Output each entry that follows exactly. Images stay out.
START INFORMATION SHOWN
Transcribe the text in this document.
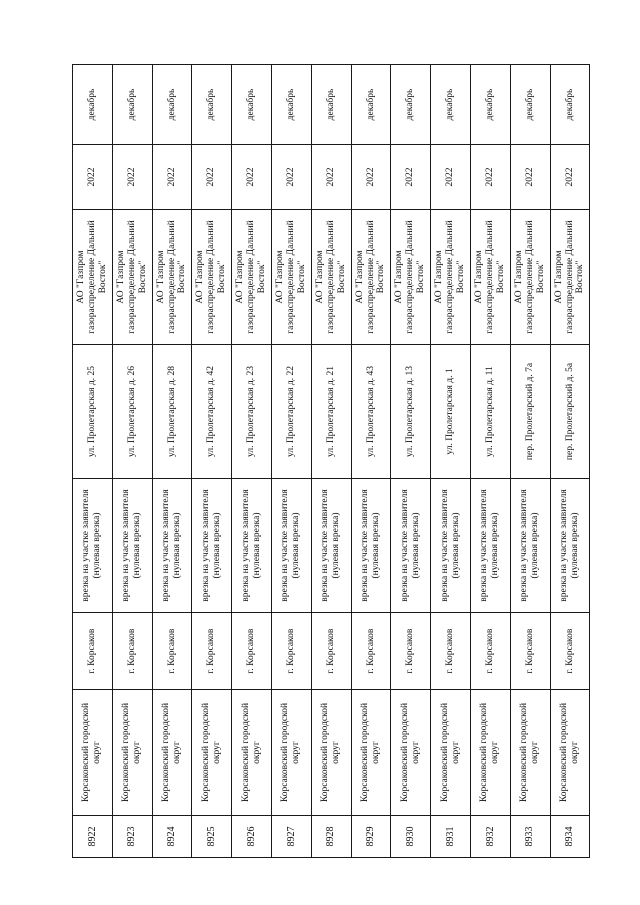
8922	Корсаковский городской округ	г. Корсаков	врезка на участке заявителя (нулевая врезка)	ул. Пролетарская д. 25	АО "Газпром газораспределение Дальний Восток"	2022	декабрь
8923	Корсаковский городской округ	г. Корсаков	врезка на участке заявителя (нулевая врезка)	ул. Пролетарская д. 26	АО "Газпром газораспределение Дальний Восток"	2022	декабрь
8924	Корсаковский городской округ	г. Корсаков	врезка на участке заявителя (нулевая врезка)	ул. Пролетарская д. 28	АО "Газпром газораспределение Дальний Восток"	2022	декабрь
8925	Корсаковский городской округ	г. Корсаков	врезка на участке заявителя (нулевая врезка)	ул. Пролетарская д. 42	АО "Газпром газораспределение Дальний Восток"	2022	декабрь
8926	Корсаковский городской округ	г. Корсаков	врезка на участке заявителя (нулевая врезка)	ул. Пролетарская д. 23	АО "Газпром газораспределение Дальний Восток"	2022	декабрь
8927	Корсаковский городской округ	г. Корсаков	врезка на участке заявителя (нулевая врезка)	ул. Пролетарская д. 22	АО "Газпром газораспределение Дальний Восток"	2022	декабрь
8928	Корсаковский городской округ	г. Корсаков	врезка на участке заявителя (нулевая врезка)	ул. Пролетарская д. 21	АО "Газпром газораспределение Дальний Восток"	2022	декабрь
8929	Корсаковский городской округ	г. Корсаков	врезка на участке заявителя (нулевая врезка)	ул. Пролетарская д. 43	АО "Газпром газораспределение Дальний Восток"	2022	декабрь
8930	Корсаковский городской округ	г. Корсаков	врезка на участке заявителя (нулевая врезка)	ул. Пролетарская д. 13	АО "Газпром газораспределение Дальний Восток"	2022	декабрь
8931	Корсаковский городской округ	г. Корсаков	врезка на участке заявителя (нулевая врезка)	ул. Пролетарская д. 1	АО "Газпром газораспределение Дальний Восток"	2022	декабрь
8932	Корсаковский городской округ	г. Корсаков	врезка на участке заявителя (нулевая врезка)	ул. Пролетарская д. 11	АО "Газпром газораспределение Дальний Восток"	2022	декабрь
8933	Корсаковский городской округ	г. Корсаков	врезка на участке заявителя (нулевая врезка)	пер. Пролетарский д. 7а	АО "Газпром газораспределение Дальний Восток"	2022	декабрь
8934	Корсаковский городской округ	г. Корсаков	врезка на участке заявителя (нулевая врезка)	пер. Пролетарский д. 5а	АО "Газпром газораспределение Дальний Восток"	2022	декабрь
END INFORMATION SHOWN
=== REPLY ===
Transcribe the text in this document.
8922	Корсаковский городской округ	г. Корсаков	врезка на участке заявителя (нулевая врезка)	ул. Пролетарская д. 25	АО "Газпром газораспределение Дальний Восток"	2022	декабрь
8923	Корсаковский городской округ	г. Корсаков	врезка на участке заявителя (нулевая врезка)	ул. Пролетарская д. 26	АО "Газпром газораспределение Дальний Восток"	2022	декабрь
8924	Корсаковский городской округ	г. Корсаков	врезка на участке заявителя (нулевая врезка)	ул. Пролетарская д. 28	АО "Газпром газораспределение Дальний Восток"	2022	декабрь
8925	Корсаковский городской округ	г. Корсаков	врезка на участке заявителя (нулевая врезка)	ул. Пролетарская д. 42	АО "Газпром газораспределение Дальний Восток"	2022	декабрь
8926	Корсаковский городской округ	г. Корсаков	врезка на участке заявителя (нулевая врезка)	ул. Пролетарская д. 23	АО "Газпром газораспределение Дальний Восток"	2022	декабрь
8927	Корсаковский городской округ	г. Корсаков	врезка на участке заявителя (нулевая врезка)	ул. Пролетарская д. 22	АО "Газпром газораспределение Дальний Восток"	2022	декабрь
8928	Корсаковский городской округ	г. Корсаков	врезка на участке заявителя (нулевая врезка)	ул. Пролетарская д. 21	АО "Газпром газораспределение Дальний Восток"	2022	декабрь
8929	Корсаковский городской округ	г. Корсаков	врезка на участке заявителя (нулевая врезка)	ул. Пролетарская д. 43	АО "Газпром газораспределение Дальний Восток"	2022	декабрь
8930	Корсаковский городской округ	г. Корсаков	врезка на участке заявителя (нулевая врезка)	ул. Пролетарская д. 13	АО "Газпром газораспределение Дальний Восток"	2022	декабрь
8931	Корсаковский городской округ	г. Корсаков	врезка на участке заявителя (нулевая врезка)	ул. Пролетарская д. 1	АО "Газпром газораспределение Дальний Восток"	2022	декабрь
8932	Корсаковский городской округ	г. Корсаков	врезка на участке заявителя (нулевая врезка)	ул. Пролетарская д. 11	АО "Газпром газораспределение Дальний Восток"	2022	декабрь
8933	Корсаковский городской округ	г. Корсаков	врезка на участке заявителя (нулевая врезка)	пер. Пролетарский д. 7а	АО "Газпром газораспределение Дальний Восток"	2022	декабрь
8934	Корсаковский городской округ	г. Корсаков	врезка на участке заявителя (нулевая врезка)	пер. Пролетарский д. 5а	АО "Газпром газораспределение Дальний Восток"	2022	декабрь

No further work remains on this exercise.